◆ DATA FOR PROCESSING ◆
BEGIN

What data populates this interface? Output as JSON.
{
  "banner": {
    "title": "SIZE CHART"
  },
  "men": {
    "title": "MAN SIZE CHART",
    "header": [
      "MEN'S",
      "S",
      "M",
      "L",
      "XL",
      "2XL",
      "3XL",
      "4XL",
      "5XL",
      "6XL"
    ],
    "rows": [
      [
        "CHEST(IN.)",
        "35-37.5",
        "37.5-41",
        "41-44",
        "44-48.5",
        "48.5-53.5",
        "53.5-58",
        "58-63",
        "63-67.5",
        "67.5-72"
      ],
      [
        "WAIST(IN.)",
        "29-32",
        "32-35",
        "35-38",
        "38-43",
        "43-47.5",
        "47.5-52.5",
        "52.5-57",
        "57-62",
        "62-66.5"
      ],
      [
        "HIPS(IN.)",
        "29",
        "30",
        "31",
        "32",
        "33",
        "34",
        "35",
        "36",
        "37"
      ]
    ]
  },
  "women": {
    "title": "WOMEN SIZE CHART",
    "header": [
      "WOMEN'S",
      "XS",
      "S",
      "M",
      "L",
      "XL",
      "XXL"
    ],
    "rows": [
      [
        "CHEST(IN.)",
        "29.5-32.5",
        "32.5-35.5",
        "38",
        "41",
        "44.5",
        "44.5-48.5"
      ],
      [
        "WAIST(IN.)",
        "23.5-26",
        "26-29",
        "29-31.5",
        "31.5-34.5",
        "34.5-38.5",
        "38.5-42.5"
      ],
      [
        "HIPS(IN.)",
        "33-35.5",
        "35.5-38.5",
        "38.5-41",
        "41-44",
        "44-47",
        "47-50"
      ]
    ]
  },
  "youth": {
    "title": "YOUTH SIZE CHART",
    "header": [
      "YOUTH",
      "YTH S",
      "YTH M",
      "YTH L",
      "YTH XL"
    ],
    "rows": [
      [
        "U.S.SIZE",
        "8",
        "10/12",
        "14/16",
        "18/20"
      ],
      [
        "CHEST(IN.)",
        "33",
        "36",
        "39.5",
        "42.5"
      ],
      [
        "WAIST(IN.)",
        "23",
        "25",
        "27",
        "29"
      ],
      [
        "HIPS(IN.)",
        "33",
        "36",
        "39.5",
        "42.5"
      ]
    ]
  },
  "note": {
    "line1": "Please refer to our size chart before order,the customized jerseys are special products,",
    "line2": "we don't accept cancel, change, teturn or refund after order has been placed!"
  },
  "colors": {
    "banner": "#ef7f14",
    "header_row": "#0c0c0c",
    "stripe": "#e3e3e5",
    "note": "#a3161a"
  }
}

END

◆ WHAT THE TASK REQUIRES ◆
Extract every line above exactly as it stands.

◆ COMPLETE OUTPUT ◆
What data populates this interface? Output as JSON.
{
  "banner": {
    "title": "SIZE CHART"
  },
  "men": {
    "title": "MAN SIZE CHART",
    "header": [
      "MEN'S",
      "S",
      "M",
      "L",
      "XL",
      "2XL",
      "3XL",
      "4XL",
      "5XL",
      "6XL"
    ],
    "rows": [
      [
        "CHEST(IN.)",
        "35-37.5",
        "37.5-41",
        "41-44",
        "44-48.5",
        "48.5-53.5",
        "53.5-58",
        "58-63",
        "63-67.5",
        "67.5-72"
      ],
      [
        "WAIST(IN.)",
        "29-32",
        "32-35",
        "35-38",
        "38-43",
        "43-47.5",
        "47.5-52.5",
        "52.5-57",
        "57-62",
        "62-66.5"
      ],
      [
        "HIPS(IN.)",
        "29",
        "30",
        "31",
        "32",
        "33",
        "34",
        "35",
        "36",
        "37"
      ]
    ]
  },
  "women": {
    "title": "WOMEN SIZE CHART",
    "header": [
      "WOMEN'S",
      "XS",
      "S",
      "M",
      "L",
      "XL",
      "XXL"
    ],
    "rows": [
      [
        "CHEST(IN.)",
        "29.5-32.5",
        "32.5-35.5",
        "38",
        "41",
        "44.5",
        "44.5-48.5"
      ],
      [
        "WAIST(IN.)",
        "23.5-26",
        "26-29",
        "29-31.5",
        "31.5-34.5",
        "34.5-38.5",
        "38.5-42.5"
      ],
      [
        "HIPS(IN.)",
        "33-35.5",
        "35.5-38.5",
        "38.5-41",
        "41-44",
        "44-47",
        "47-50"
      ]
    ]
  },
  "youth": {
    "title": "YOUTH SIZE CHART",
    "header": [
      "YOUTH",
      "YTH S",
      "YTH M",
      "YTH L",
      "YTH XL"
    ],
    "rows": [
      [
        "U.S.SIZE",
        "8",
        "10/12",
        "14/16",
        "18/20"
      ],
      [
        "CHEST(IN.)",
        "33",
        "36",
        "39.5",
        "42.5"
      ],
      [
        "WAIST(IN.)",
        "23",
        "25",
        "27",
        "29"
      ],
      [
        "HIPS(IN.)",
        "33",
        "36",
        "39.5",
        "42.5"
      ]
    ]
  },
  "note": {
    "line1": "Please refer to our size chart before order,the customized jerseys are special products,",
    "line2": "we don't accept cancel, change, teturn or refund after order has been placed!"
  },
  "colors": {
    "banner": "#ef7f14",
    "header_row": "#0c0c0c",
    "stripe": "#e3e3e5",
    "note": "#a3161a"
  }
}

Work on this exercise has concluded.